◆ What you have to do
Search the records for the word "ratio" and pick out every line that has it.

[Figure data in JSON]
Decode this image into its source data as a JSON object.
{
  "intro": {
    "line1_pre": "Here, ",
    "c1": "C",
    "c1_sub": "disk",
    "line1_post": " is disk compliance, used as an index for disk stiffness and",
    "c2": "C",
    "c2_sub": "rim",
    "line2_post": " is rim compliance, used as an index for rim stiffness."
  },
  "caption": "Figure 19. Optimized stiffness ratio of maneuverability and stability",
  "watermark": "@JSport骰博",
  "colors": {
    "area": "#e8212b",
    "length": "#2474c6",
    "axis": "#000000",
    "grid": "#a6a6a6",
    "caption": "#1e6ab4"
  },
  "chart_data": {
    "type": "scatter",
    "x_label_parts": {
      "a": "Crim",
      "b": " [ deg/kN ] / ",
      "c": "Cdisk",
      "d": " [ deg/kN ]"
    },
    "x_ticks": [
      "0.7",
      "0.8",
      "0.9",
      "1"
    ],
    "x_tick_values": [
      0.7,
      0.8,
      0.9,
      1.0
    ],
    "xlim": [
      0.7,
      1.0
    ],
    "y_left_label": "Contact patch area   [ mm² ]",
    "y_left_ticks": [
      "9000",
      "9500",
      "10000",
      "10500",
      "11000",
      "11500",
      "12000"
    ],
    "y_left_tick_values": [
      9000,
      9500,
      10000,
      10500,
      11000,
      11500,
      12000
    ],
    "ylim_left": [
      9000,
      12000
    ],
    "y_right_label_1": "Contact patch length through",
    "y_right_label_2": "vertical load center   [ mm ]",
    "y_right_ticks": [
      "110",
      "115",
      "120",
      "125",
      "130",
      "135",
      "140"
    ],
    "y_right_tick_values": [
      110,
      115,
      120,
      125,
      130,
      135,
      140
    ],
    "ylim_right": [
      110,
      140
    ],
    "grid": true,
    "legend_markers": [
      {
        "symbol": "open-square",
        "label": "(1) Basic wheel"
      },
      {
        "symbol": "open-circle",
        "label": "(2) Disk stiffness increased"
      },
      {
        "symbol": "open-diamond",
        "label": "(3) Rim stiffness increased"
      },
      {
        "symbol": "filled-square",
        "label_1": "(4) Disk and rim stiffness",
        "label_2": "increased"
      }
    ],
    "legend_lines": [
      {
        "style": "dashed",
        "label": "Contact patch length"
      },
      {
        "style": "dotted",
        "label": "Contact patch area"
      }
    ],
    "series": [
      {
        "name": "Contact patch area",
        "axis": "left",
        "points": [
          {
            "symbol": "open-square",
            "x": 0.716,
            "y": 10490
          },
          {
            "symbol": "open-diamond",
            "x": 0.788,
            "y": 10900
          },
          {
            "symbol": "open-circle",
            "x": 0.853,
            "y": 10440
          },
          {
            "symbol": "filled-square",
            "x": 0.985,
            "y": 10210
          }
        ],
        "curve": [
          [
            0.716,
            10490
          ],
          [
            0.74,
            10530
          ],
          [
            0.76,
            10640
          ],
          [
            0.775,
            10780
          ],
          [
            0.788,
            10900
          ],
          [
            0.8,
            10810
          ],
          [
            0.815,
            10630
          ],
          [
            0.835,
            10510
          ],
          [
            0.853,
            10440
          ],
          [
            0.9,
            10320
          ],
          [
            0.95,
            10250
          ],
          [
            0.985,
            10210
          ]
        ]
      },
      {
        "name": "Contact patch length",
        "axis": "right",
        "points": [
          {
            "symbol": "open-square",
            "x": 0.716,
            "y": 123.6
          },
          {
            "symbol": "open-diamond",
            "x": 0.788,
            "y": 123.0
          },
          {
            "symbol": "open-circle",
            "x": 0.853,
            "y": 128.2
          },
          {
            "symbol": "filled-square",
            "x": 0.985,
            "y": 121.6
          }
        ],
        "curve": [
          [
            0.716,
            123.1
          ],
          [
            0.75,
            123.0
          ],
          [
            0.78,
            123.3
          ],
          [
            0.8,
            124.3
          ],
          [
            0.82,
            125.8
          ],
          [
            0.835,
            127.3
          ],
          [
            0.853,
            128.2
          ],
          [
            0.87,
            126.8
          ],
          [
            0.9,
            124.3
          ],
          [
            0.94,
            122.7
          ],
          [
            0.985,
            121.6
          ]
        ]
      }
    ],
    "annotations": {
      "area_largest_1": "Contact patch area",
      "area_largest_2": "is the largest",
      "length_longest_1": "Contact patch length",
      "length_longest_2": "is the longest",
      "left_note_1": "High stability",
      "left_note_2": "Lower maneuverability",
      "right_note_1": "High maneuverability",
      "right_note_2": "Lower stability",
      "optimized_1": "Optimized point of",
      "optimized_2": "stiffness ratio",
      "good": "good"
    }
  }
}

◆ Reply to the exercise
  "caption": "Figure 19. Optimized stiffness ratio of maneuverability and stability",
      "optimized_2": "stiffness ratio",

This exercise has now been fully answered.